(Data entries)
-=-=-
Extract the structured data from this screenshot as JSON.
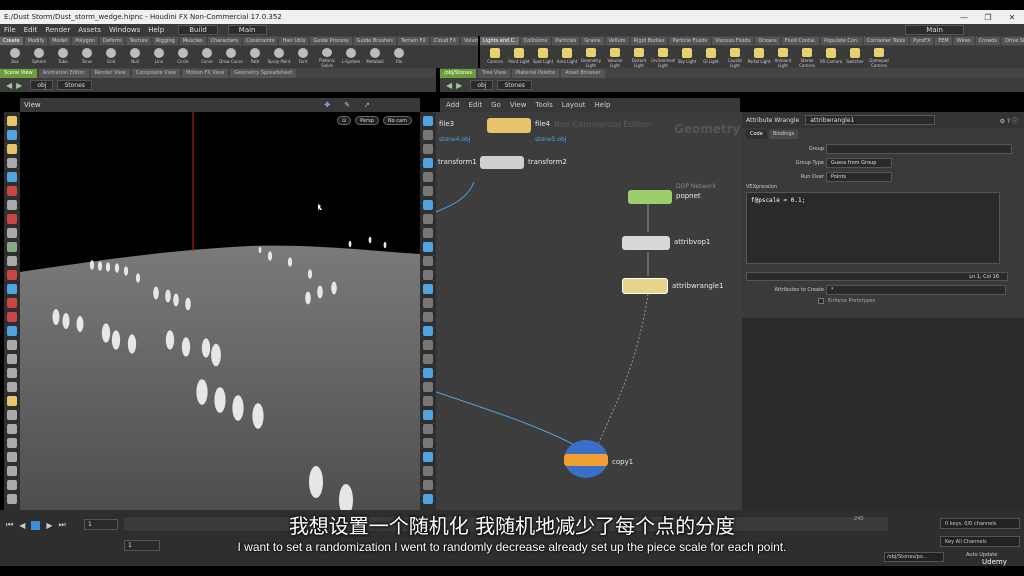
{
  "window": {
    "title": "E:/Dust Storm/Dust_storm_wedge.hipnc - Houdini FX Non-Commercial 17.0.352"
  },
  "menu": [
    "File",
    "Edit",
    "Render",
    "Assets",
    "Windows",
    "Help"
  ],
  "build_desktop": "Build",
  "main_desktop": "Main",
  "main_desktop_right": "Main",
  "shelf_tabs_left": [
    "Create",
    "Modify",
    "Model",
    "Polygon",
    "Deform",
    "Texture",
    "Rigging",
    "Muscles",
    "Characters",
    "Constraints",
    "Hair Utils",
    "Guide Process",
    "Guide Brushes",
    "Terrain FX",
    "Cloud FX",
    "Volume"
  ],
  "shelf_tabs_right": [
    "Lights and C.",
    "Collisions",
    "Particles",
    "Grains",
    "Vellum",
    "Rigid Bodies",
    "Particle Fluids",
    "Viscous Fluids",
    "Oceans",
    "Fluid Contai.",
    "Populate Con.",
    "Container Tools",
    "PyroFX",
    "FEM",
    "Wires",
    "Crowds",
    "Drive Simula."
  ],
  "shelf_tools_left": [
    "Box",
    "Sphere",
    "Tube",
    "Torus",
    "Grid",
    "Null",
    "Line",
    "Circle",
    "Curve",
    "Draw Curve",
    "Path",
    "Spray Paint",
    "Font",
    "Platonic Solids",
    "L-System",
    "Metaball",
    "File"
  ],
  "shelf_tools_right": [
    "Camera",
    "Point Light",
    "Spot Light",
    "Area Light",
    "Geometry Light",
    "Volume Light",
    "Distant Light",
    "Environment Light",
    "Sky Light",
    "GI Light",
    "Caustic Light",
    "Portal Light",
    "Ambient Light",
    "Stereo Camera",
    "VR Camera",
    "Switcher",
    "Gamepad Camera"
  ],
  "left_pane_tabs": [
    "Scene View",
    "Animation Editor",
    "Render View",
    "Composite View",
    "Motion FX View",
    "Geometry Spreadsheet"
  ],
  "right_pane_tabs": [
    "/obj/Stones",
    "Tree View",
    "Material Palette",
    "Asset Browser"
  ],
  "left_path": {
    "root": "obj",
    "node": "Stones"
  },
  "right_path": {
    "root": "obj",
    "node": "Stones"
  },
  "viewport": {
    "label": "View",
    "persp": "Persp",
    "cam": "No cam"
  },
  "network_menu": [
    "Add",
    "Edit",
    "Go",
    "View",
    "Tools",
    "Layout",
    "Help"
  ],
  "network_watermark": {
    "edition": "Non-Commercial Edition",
    "context": "Geometry"
  },
  "nodes": [
    {
      "name": "file3",
      "sub": "stone4.obj"
    },
    {
      "name": "file4",
      "sub": "stone5.obj"
    },
    {
      "name": "transform1",
      "sub": ""
    },
    {
      "name": "transform2",
      "sub": ""
    },
    {
      "name": "popnet",
      "sub": "DOP Network"
    },
    {
      "name": "attribvop1",
      "sub": ""
    },
    {
      "name": "attribwrangle1",
      "sub": ""
    },
    {
      "name": "copy1",
      "sub": ""
    }
  ],
  "params": {
    "node_type": "Attribute Wrangle",
    "node_name": "attribwrangle1",
    "tabs": [
      "Code",
      "Bindings"
    ],
    "group_label": "Group",
    "group_value": "",
    "group_type_label": "Group Type",
    "group_type_value": "Guess from Group",
    "run_over_label": "Run Over",
    "run_over_value": "Points",
    "vex_label": "VEXpression",
    "vex_code": "f@pscale = 0.1;",
    "cursor_pos": "Ln 1, Col 16",
    "attributes_label": "Attributes to Create",
    "attributes_value": "*",
    "enforce_label": "Enforce Prototypes"
  },
  "timeline": {
    "frame": "1",
    "start": "1",
    "end_marker": "240",
    "keys": "0 keys, 0/0 channels",
    "key_all": "Key All Channels",
    "obj_path": "/obj/Stones/po...",
    "auto_update": "Auto Update"
  },
  "subtitles": {
    "chinese": "我想设置一个随机化 我随机地减少了每个点的分度",
    "english": "I want to set a randomization I went to randomly decrease already set up the piece scale for each point."
  },
  "udemy": "Udemy",
  "colors": {
    "file_node": "#e8c56b",
    "transform_node": "#cfcfcf",
    "popnet_node": "#9ccf6b",
    "wrangle_node": "#e6d38a",
    "copy_node_ring": "#3a6fc9",
    "accent_blue": "#4ea5e0"
  }
}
-=-=-
■ **WHAT TO PRODUCE**
Without including any pictures, please restate all the records exactly.

■ **TASK RESULT**
Extract the structured data from this screenshot as JSON.
{
  "window": {
    "title": "E:/Dust Storm/Dust_storm_wedge.hipnc - Houdini FX Non-Commercial 17.0.352"
  },
  "menu": [
    "File",
    "Edit",
    "Render",
    "Assets",
    "Windows",
    "Help"
  ],
  "build_desktop": "Build",
  "main_desktop": "Main",
  "main_desktop_right": "Main",
  "shelf_tabs_left": [
    "Create",
    "Modify",
    "Model",
    "Polygon",
    "Deform",
    "Texture",
    "Rigging",
    "Muscles",
    "Characters",
    "Constraints",
    "Hair Utils",
    "Guide Process",
    "Guide Brushes",
    "Terrain FX",
    "Cloud FX",
    "Volume"
  ],
  "shelf_tabs_right": [
    "Lights and C.",
    "Collisions",
    "Particles",
    "Grains",
    "Vellum",
    "Rigid Bodies",
    "Particle Fluids",
    "Viscous Fluids",
    "Oceans",
    "Fluid Contai.",
    "Populate Con.",
    "Container Tools",
    "PyroFX",
    "FEM",
    "Wires",
    "Crowds",
    "Drive Simula."
  ],
  "shelf_tools_left": [
    "Box",
    "Sphere",
    "Tube",
    "Torus",
    "Grid",
    "Null",
    "Line",
    "Circle",
    "Curve",
    "Draw Curve",
    "Path",
    "Spray Paint",
    "Font",
    "Platonic Solids",
    "L-System",
    "Metaball",
    "File"
  ],
  "shelf_tools_right": [
    "Camera",
    "Point Light",
    "Spot Light",
    "Area Light",
    "Geometry Light",
    "Volume Light",
    "Distant Light",
    "Environment Light",
    "Sky Light",
    "GI Light",
    "Caustic Light",
    "Portal Light",
    "Ambient Light",
    "Stereo Camera",
    "VR Camera",
    "Switcher",
    "Gamepad Camera"
  ],
  "left_pane_tabs": [
    "Scene View",
    "Animation Editor",
    "Render View",
    "Composite View",
    "Motion FX View",
    "Geometry Spreadsheet"
  ],
  "right_pane_tabs": [
    "/obj/Stones",
    "Tree View",
    "Material Palette",
    "Asset Browser"
  ],
  "left_path": {
    "root": "obj",
    "node": "Stones"
  },
  "right_path": {
    "root": "obj",
    "node": "Stones"
  },
  "viewport": {
    "label": "View",
    "persp": "Persp",
    "cam": "No cam"
  },
  "network_menu": [
    "Add",
    "Edit",
    "Go",
    "View",
    "Tools",
    "Layout",
    "Help"
  ],
  "network_watermark": {
    "edition": "Non-Commercial Edition",
    "context": "Geometry"
  },
  "nodes": [
    {
      "name": "file3",
      "sub": "stone4.obj"
    },
    {
      "name": "file4",
      "sub": "stone5.obj"
    },
    {
      "name": "transform1",
      "sub": ""
    },
    {
      "name": "transform2",
      "sub": ""
    },
    {
      "name": "popnet",
      "sub": "DOP Network"
    },
    {
      "name": "attribvop1",
      "sub": ""
    },
    {
      "name": "attribwrangle1",
      "sub": ""
    },
    {
      "name": "copy1",
      "sub": ""
    }
  ],
  "params": {
    "node_type": "Attribute Wrangle",
    "node_name": "attribwrangle1",
    "tabs": [
      "Code",
      "Bindings"
    ],
    "group_label": "Group",
    "group_value": "",
    "group_type_label": "Group Type",
    "group_type_value": "Guess from Group",
    "run_over_label": "Run Over",
    "run_over_value": "Points",
    "vex_label": "VEXpression",
    "vex_code": "f@pscale = 0.1;",
    "cursor_pos": "Ln 1, Col 16",
    "attributes_label": "Attributes to Create",
    "attributes_value": "*",
    "enforce_label": "Enforce Prototypes"
  },
  "timeline": {
    "frame": "1",
    "start": "1",
    "end_marker": "240",
    "keys": "0 keys, 0/0 channels",
    "key_all": "Key All Channels",
    "obj_path": "/obj/Stones/po...",
    "auto_update": "Auto Update"
  },
  "subtitles": {
    "chinese": "我想设置一个随机化 我随机地减少了每个点的分度",
    "english": "I want to set a randomization I went to randomly decrease already set up the piece scale for each point."
  },
  "udemy": "Udemy",
  "colors": {
    "file_node": "#e8c56b",
    "transform_node": "#cfcfcf",
    "popnet_node": "#9ccf6b",
    "wrangle_node": "#e6d38a",
    "copy_node_ring": "#3a6fc9",
    "accent_blue": "#4ea5e0"
  }
}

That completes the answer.